▶ _WRITTEN REQUEST_
In the news story below about the ethics ruling on John Hickenlooper, translate this sentence into Spanish: "The decisions came on the second day of the hearing, which included a reluctant appearance by Hickenlooper himself."

▶ _EXCERPT TO READ_
[Begin]

The Colorado Independent Ethics Commission has concluded John Hickenlooper violated the state’s ban on valuable gifts to public officials twice during his time as governor. However, they dismissed four other trips included in the complaint.
A group run by a former Republican state House Speaker accused Hickenlooper of violating state laws and rules by attending a ritzy conference and traveling on various occasions aboard private planes controlled by wealthy friends.
The commission concluded Hickenlooper crossed the line with a trip on a private plane to the commissioning of a U.S. Navy submarine in Connecticut, as well as when he accepted luxurious meals and other perks during a conference in Italy.
“If we allow this kind of special, privately financed treatment for elected officials, it just kind of accentuates the cynicism (of voters),” said commissioner Bill Leone as voting began Friday afternoon.
The decisions came on the second day of the hearing, which included a reluctant appearance by Hickenlooper himself. Now a U.S. Senate candidate, he answered questions from attorneys and commission members for three hours. The hearing was held via video conferencing software.
The penalty for violations is twice the value of the gift received, according to former commission director Jane Feldman. The commission plans to meet next Friday afternoon to determine that amount. They’ll also consider whether to penalize Hickenlooper for skipping the first day of the hearing in defiance of a subpoena.
Hickenlooper’s campaign said the allegations were “political smears" driven by Republicans. They pointed out that the original complaint included numerous allegations, many of which were dismissed.
"Governor Hickenlooper spoke today about how he followed the guidelines in his travel to bring business to Colorado, which went from 40th in job creation to No. 1 in the country while he was governor. We fully expect the special interests who’ve exploited this process to continue to mislead Coloradans with negative attacks because they know John Hickenlooper will be an independent voice in the U.S. Senate," wrote spokesperson Melissa Miller.
The state Republican Party said that Hickenlooper was "held accountable," and that Coloradans "should think twice before voting for a man found guilty of several ethics abuses," as spokesperson Joe Jackson wrote. The commission found two violations.
The proceedings featured extensive legal arguments about Amendment 41 of the state’s constitution, which says that public officials generally can’t accept valuable gifts. The central question was whether the trips fell under two exemptions: gifts from close friends on special occasions, and trips in which the governor is acting as an official representative of the state.

[End]

▶ _MATERIAL PROVIDED_
[Begin]

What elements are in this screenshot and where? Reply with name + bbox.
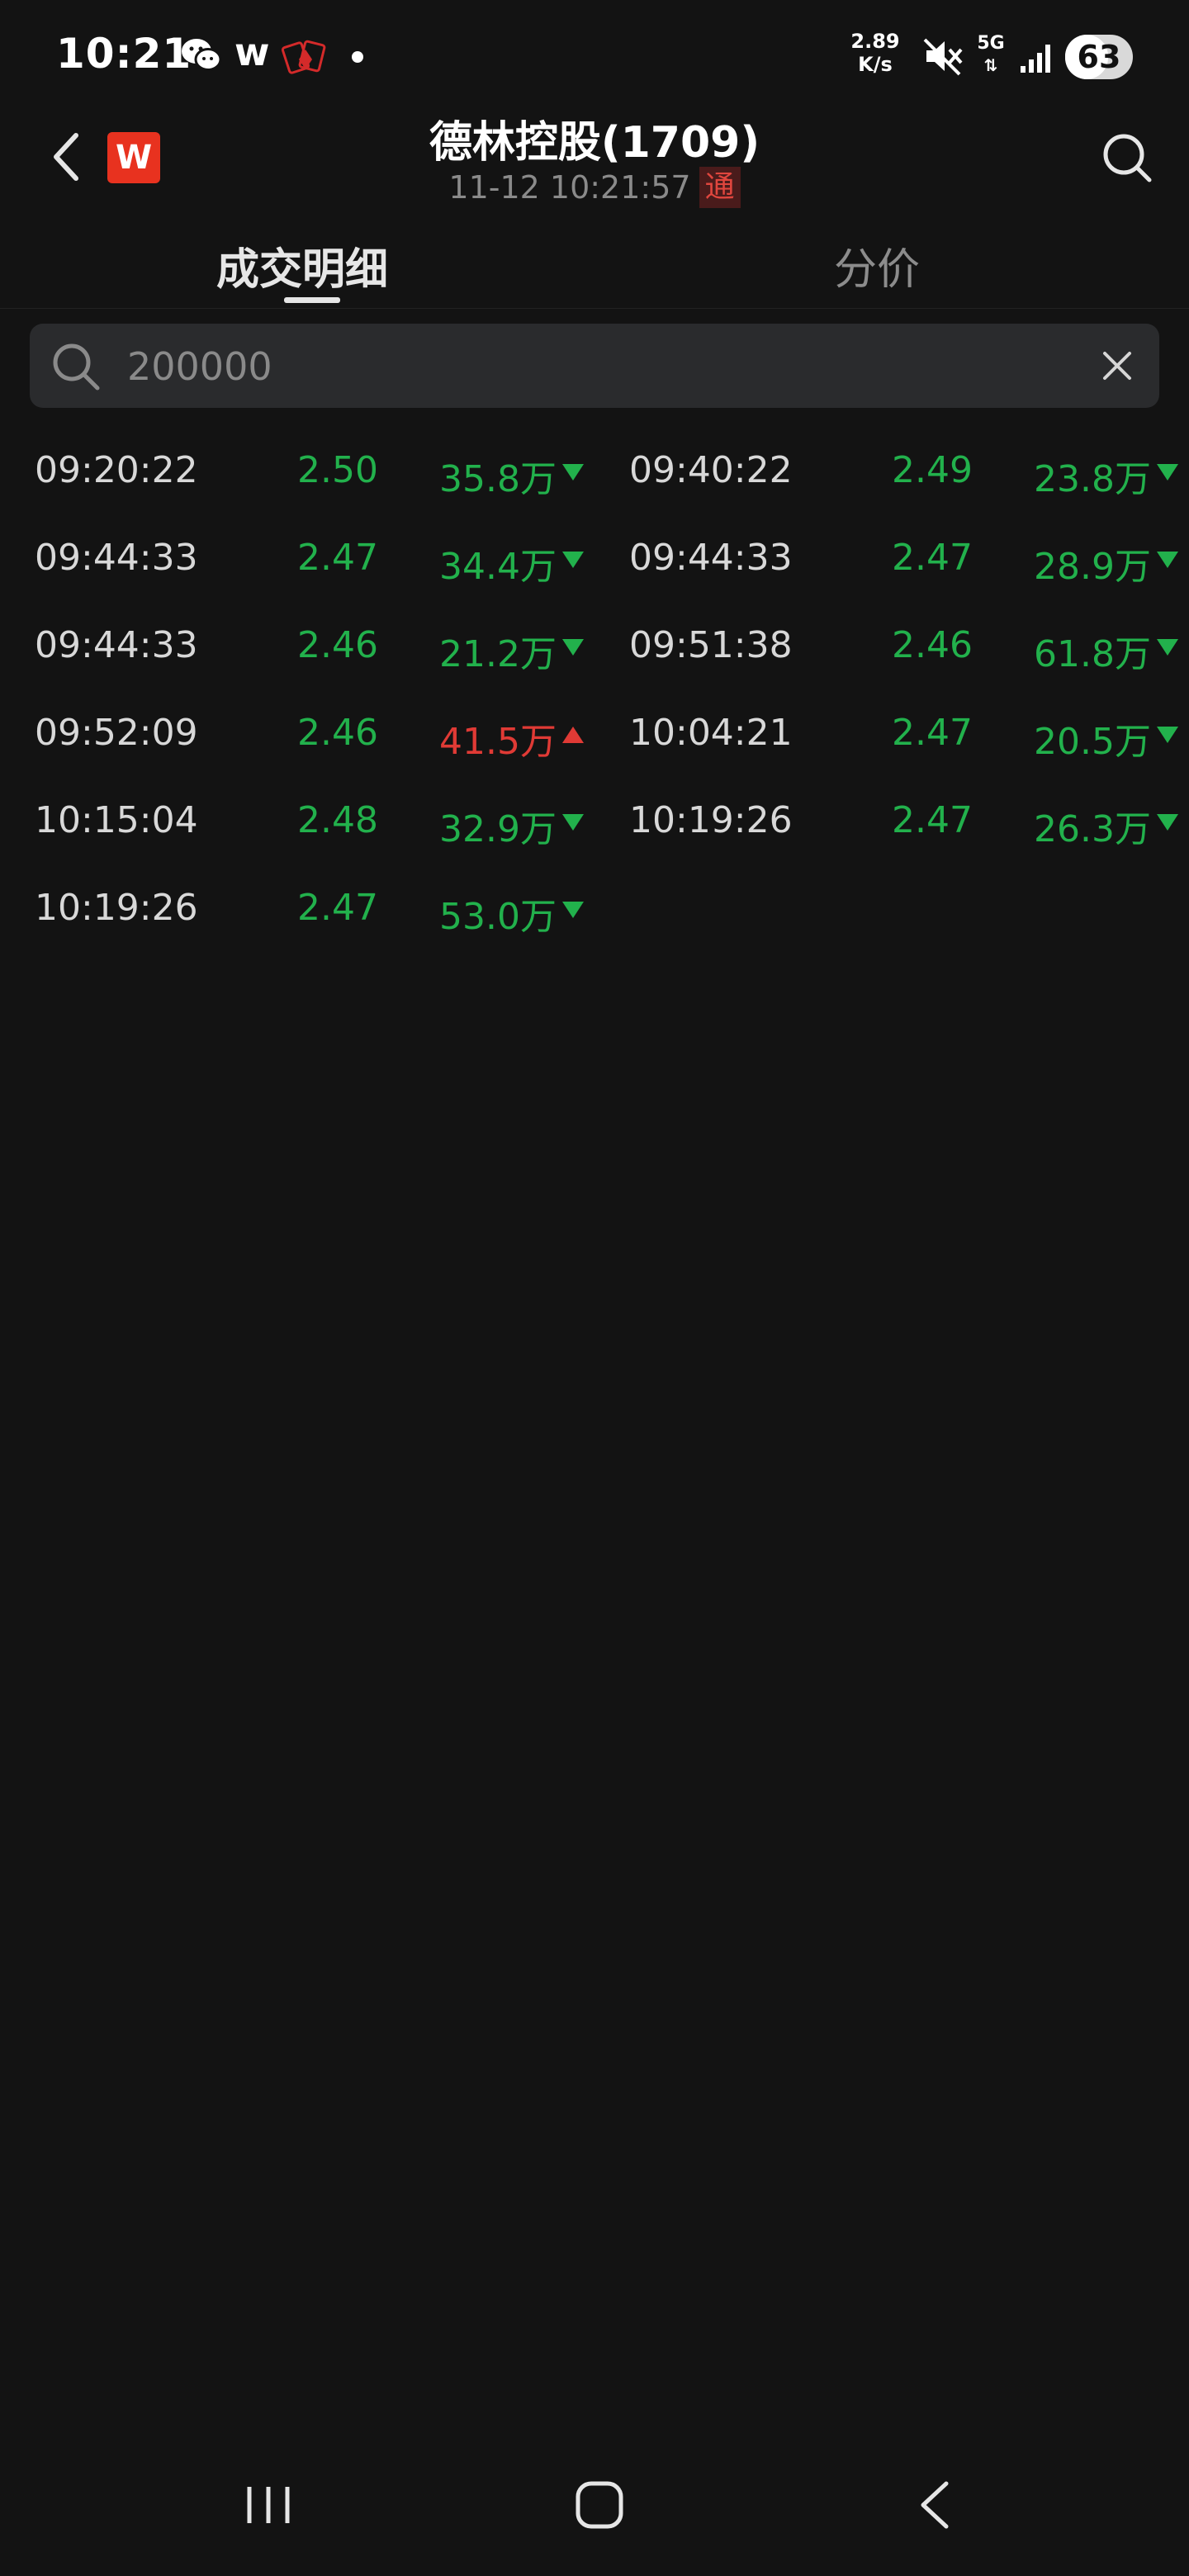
subtitle-row: 11-12 10:21:57 通 — [347, 167, 842, 208]
search-icon[interactable] — [1098, 129, 1156, 187]
trade-item: 10:19:26 2.47 26.3万 — [0, 779, 1189, 862]
tab-price-distribution[interactable]: 分价 — [834, 234, 920, 296]
triangle-down-icon — [1157, 727, 1178, 743]
trade-price: 2.46 — [892, 624, 973, 666]
home-icon[interactable] — [573, 2479, 626, 2531]
system-nav-bar — [0, 2444, 1189, 2576]
network-speed: 2.89 K/s — [850, 30, 900, 76]
trade-price: 2.47 — [892, 799, 973, 841]
triangle-down-icon — [1157, 814, 1178, 831]
volume-filter-input[interactable] — [127, 340, 953, 393]
trade-time: 09:51:38 — [629, 624, 793, 666]
chevron-left-icon — [54, 133, 78, 181]
status-time: 10:21 — [56, 30, 192, 78]
battery-indicator: 63 — [1065, 35, 1133, 79]
connect-badge: 通 — [699, 167, 741, 208]
volume-filter-bar — [30, 324, 1159, 408]
signal-icon — [1021, 45, 1050, 73]
trade-time: 09:44:33 — [629, 537, 793, 579]
triangle-down-icon — [1157, 552, 1178, 568]
network-speed-value: 2.89 — [850, 30, 900, 53]
trade-volume: 23.8万 — [1034, 458, 1151, 500]
cards-icon — [281, 40, 326, 74]
triangle-down-icon — [1157, 639, 1178, 656]
mute-icon — [923, 38, 963, 76]
nav-back-icon[interactable] — [912, 2479, 958, 2531]
data-arrows-icon: ⇅ — [983, 55, 998, 75]
trade-price: 2.47 — [297, 887, 378, 929]
trade-price: 2.47 — [892, 712, 973, 754]
tab-bar: 成交明细 分价 — [0, 223, 1189, 309]
network-speed-unit: K/s — [858, 53, 893, 76]
trade-volume: 53.0万 — [439, 896, 557, 938]
status-bar: 10:21 w 2.89 K/s 5G ⇅ 63 — [0, 0, 1189, 107]
trade-item: 10:19:26 2.47 53.0万 — [0, 867, 1189, 949]
timestamp: 11-12 10:21:57 — [448, 169, 691, 206]
header: W 德林控股(1709) 11-12 10:21:57 通 — [0, 107, 1189, 223]
back-button[interactable] — [41, 124, 91, 190]
close-icon[interactable] — [1097, 345, 1138, 386]
trade-volume: 26.3万 — [1034, 808, 1151, 850]
trade-price: 2.47 — [892, 537, 973, 579]
trade-time: 10:04:21 — [629, 712, 793, 754]
tab-trade-detail[interactable]: 成交明细 — [216, 234, 388, 296]
tab-indicator — [284, 297, 340, 303]
wechat-icon — [182, 39, 222, 71]
trade-time: 10:19:26 — [629, 799, 793, 841]
search-icon — [53, 343, 100, 391]
trade-price: 2.49 — [892, 449, 973, 491]
trade-volume: 28.9万 — [1034, 546, 1151, 588]
app-logo[interactable]: W — [107, 132, 160, 183]
triangle-down-icon — [1157, 464, 1178, 481]
trade-item: 09:51:38 2.46 61.8万 — [0, 604, 1189, 687]
trade-volume: 20.5万 — [1034, 721, 1151, 763]
notification-dot — [352, 51, 363, 63]
trade-item: 09:40:22 2.49 23.8万 — [0, 429, 1189, 512]
recent-apps-icon[interactable] — [239, 2480, 297, 2530]
w-app-icon: w — [234, 30, 270, 74]
trade-item: 09:44:33 2.47 28.9万 — [0, 517, 1189, 599]
network-type-label: 5G — [977, 33, 1005, 54]
battery-level: 63 — [1077, 39, 1121, 75]
trade-time: 09:40:22 — [629, 449, 793, 491]
page-title: 德林控股(1709) — [429, 118, 760, 168]
trade-item: 10:04:21 2.47 20.5万 — [0, 692, 1189, 774]
triangle-down-icon — [562, 902, 584, 918]
network-type: 5G ⇅ — [974, 33, 1007, 76]
trade-volume: 61.8万 — [1034, 633, 1151, 675]
trade-time: 10:19:26 — [35, 887, 198, 929]
trade-detail-screen: 10:21 w 2.89 K/s 5G ⇅ 63 W 德林控股(1709) 11… — [0, 0, 1189, 2576]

[End]

▶ _OUTPUT OF THE EXERCISE_
Las decisiones llegaron en el segundo día de la audiencia, que incluyó una comparecencia reticente del propio Hickenlooper.